#### GIVEN RECORDS ####

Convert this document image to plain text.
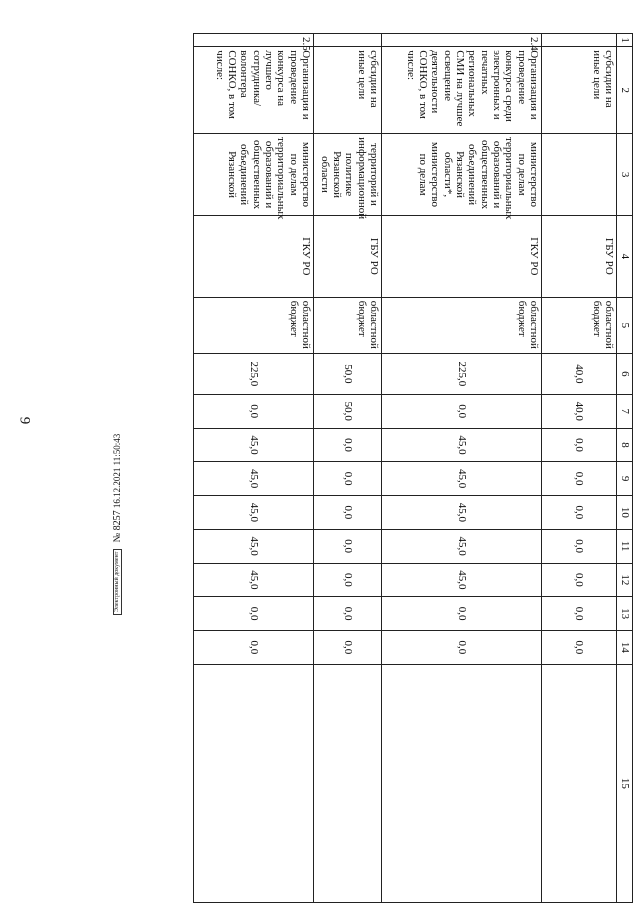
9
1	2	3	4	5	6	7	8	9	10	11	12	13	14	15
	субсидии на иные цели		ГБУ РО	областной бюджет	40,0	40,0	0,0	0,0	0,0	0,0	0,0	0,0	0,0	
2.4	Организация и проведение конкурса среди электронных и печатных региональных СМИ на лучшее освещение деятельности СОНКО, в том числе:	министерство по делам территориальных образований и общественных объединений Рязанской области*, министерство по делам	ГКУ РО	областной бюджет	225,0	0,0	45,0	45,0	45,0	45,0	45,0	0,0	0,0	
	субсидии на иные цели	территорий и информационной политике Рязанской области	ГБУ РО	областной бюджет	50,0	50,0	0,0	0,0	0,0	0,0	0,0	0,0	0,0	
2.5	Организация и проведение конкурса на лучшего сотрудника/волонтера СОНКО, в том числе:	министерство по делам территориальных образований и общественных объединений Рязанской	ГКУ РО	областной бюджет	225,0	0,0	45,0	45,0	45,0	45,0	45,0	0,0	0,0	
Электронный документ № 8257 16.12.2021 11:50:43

####

Give the entries again word for word, but skip the pictures.

Convert this document image to plain text.
9
1	2	3	4	5	6	7	8	9	10	11	12	13	14	15
	субсидии на иные цели		ГБУ РО	областной бюджет	40,0	40,0	0,0	0,0	0,0	0,0	0,0	0,0	0,0	
2.4	Организация и проведение конкурса среди электронных и печатных региональных СМИ на лучшее освещение деятельности СОНКО, в том числе:	министерство по делам территориальных образований и общественных объединений Рязанской области*, министерство по делам	ГКУ РО	областной бюджет	225,0	0,0	45,0	45,0	45,0	45,0	45,0	0,0	0,0	
	субсидии на иные цели	территорий и информационной политике Рязанской области	ГБУ РО	областной бюджет	50,0	50,0	0,0	0,0	0,0	0,0	0,0	0,0	0,0	
2.5	Организация и проведение конкурса на лучшего сотрудника/волонтера СОНКО, в том числе:	министерство по делам территориальных образований и общественных объединений Рязанской	ГКУ РО	областной бюджет	225,0	0,0	45,0	45,0	45,0	45,0	45,0	0,0	0,0	
Электронный документ № 8257 16.12.2021 11:50:43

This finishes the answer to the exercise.